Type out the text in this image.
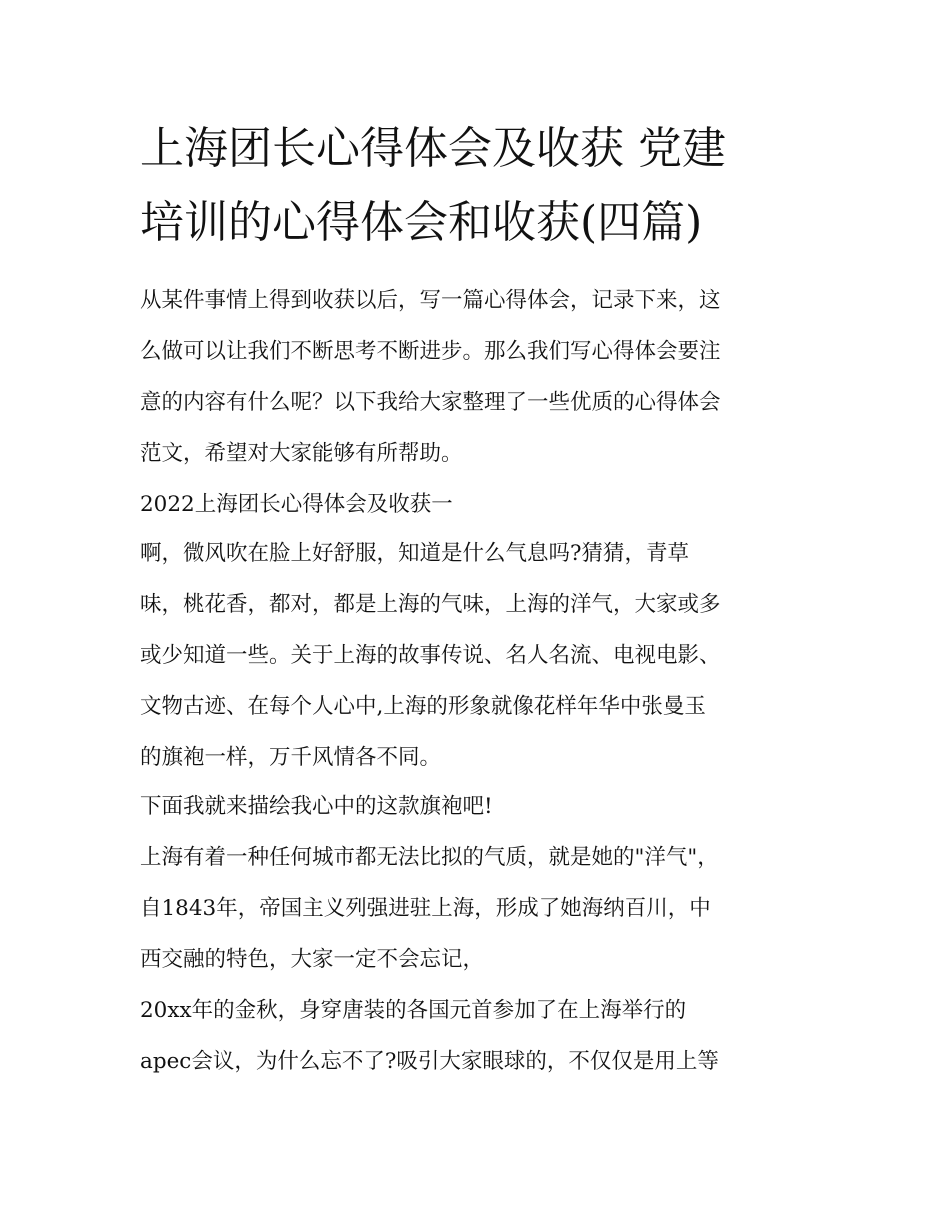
上海团长心得体会及收获 党建
培训的心得体会和收获(四篇)

从某件事情上得到收获以后，写一篇心得体会，记录下来，这

么做可以让我们不断思考不断进步。那么我们写心得体会要注

意的内容有什么呢？以下我给大家整理了一些优质的心得体会

范文，希望对大家能够有所帮助。

2022上海团长心得体会及收获一

啊，微风吹在脸上好舒服，知道是什么气息吗?猜猜，青草

味，桃花香，都对，都是上海的气味，上海的洋气，大家或多

或少知道一些。关于上海的故事传说、名人名流、电视电影、

文物古迹、在每个人心中,上海的形象就像花样年华中张曼玉

的旗袍一样，万千风情各不同。

下面我就来描绘我心中的这款旗袍吧!

上海有着一种任何城市都无法比拟的气质，就是她的"洋气"，

自1843年，帝国主义列强进驻上海，形成了她海纳百川，中

西交融的特色，大家一定不会忘记，

20xx年的金秋，身穿唐装的各国元首参加了在上海举行的

apec会议，为什么忘不了?吸引大家眼球的，不仅仅是用上等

◆ **YOUR OBJECTIVE**
Copy the listing over exactly, skipping the pictures it holds.

◆ **OUTPUT**
Type out the text in this image.
上海团长心得体会及收获 党建
培训的心得体会和收获(四篇)

从某件事情上得到收获以后，写一篇心得体会，记录下来，这

么做可以让我们不断思考不断进步。那么我们写心得体会要注

意的内容有什么呢？以下我给大家整理了一些优质的心得体会

范文，希望对大家能够有所帮助。

2022上海团长心得体会及收获一

啊，微风吹在脸上好舒服，知道是什么气息吗?猜猜，青草

味，桃花香，都对，都是上海的气味，上海的洋气，大家或多

或少知道一些。关于上海的故事传说、名人名流、电视电影、

文物古迹、在每个人心中,上海的形象就像花样年华中张曼玉

的旗袍一样，万千风情各不同。

下面我就来描绘我心中的这款旗袍吧!

上海有着一种任何城市都无法比拟的气质，就是她的"洋气"，

自1843年，帝国主义列强进驻上海，形成了她海纳百川，中

西交融的特色，大家一定不会忘记，

20xx年的金秋，身穿唐装的各国元首参加了在上海举行的

apec会议，为什么忘不了?吸引大家眼球的，不仅仅是用上等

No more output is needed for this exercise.